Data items
┌──

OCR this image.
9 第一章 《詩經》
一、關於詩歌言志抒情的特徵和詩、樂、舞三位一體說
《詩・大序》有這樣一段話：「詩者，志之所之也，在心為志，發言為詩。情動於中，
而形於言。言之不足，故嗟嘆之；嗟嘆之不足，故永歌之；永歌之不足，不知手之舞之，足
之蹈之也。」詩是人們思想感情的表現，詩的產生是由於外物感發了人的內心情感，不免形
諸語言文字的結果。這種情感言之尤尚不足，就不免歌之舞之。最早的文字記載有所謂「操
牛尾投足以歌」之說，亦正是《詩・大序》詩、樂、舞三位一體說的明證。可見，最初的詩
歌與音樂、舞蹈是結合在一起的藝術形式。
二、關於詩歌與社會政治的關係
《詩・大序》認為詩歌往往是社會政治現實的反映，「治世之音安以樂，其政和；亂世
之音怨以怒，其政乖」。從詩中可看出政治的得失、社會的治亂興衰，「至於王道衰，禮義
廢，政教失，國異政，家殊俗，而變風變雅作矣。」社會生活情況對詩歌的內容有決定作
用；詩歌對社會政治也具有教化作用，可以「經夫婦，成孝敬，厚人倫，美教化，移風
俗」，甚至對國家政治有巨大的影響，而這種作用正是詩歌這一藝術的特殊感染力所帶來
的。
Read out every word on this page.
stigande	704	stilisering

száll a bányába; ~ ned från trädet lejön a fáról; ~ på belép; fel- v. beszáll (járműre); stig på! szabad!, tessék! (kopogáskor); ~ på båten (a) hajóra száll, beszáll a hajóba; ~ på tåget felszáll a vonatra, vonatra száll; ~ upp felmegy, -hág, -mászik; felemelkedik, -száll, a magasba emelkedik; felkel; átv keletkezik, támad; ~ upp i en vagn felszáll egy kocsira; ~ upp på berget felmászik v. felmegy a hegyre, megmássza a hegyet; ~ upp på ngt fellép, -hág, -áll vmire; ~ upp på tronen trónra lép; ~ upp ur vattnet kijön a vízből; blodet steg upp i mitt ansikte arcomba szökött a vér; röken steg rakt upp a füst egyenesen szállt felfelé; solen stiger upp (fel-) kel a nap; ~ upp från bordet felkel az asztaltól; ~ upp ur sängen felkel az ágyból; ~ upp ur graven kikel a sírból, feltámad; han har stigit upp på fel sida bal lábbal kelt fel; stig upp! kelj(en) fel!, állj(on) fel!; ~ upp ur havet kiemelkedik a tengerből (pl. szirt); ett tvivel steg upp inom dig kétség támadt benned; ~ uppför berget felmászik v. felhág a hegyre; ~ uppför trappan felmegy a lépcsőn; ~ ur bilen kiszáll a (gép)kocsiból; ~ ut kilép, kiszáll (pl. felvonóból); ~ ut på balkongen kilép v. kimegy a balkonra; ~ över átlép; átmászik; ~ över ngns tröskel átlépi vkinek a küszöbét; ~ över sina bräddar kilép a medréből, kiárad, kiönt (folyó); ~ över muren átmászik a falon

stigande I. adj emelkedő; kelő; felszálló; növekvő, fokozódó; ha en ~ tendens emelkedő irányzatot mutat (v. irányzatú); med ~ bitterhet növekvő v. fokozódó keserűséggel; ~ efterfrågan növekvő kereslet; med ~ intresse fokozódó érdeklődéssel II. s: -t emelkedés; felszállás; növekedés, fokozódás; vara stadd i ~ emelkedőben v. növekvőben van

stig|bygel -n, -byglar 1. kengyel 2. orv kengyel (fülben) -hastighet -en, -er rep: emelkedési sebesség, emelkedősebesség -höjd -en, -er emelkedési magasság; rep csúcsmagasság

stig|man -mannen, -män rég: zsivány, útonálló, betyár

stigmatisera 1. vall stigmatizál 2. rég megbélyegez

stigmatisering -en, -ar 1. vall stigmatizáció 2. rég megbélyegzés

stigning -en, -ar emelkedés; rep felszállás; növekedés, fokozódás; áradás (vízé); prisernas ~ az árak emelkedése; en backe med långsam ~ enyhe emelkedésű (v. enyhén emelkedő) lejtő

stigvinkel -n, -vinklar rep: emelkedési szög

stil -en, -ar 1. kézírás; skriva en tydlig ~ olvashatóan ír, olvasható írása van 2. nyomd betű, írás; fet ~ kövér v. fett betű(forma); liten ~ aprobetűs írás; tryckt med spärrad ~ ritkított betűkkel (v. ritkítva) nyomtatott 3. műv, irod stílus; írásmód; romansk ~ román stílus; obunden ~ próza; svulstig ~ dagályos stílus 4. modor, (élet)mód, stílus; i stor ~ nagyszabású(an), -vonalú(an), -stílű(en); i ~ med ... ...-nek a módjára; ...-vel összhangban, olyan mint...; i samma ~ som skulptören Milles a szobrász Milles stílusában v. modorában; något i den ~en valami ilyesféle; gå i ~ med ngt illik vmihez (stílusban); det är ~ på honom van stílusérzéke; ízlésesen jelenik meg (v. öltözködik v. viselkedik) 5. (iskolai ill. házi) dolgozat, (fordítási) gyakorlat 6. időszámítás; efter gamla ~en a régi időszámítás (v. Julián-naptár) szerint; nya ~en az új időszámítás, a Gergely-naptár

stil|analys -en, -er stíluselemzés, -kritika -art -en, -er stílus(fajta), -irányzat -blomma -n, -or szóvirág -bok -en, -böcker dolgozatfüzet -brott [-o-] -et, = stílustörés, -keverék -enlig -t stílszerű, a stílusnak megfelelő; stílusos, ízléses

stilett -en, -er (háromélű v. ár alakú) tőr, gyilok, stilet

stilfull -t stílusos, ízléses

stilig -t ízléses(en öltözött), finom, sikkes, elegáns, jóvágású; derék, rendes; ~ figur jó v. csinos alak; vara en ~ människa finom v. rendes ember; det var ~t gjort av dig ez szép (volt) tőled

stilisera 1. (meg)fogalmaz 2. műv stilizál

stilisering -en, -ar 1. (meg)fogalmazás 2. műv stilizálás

└──

Exercise instructions: Report how many lines hold the string "emelkedési", giving the number and nothing else.

Response: 2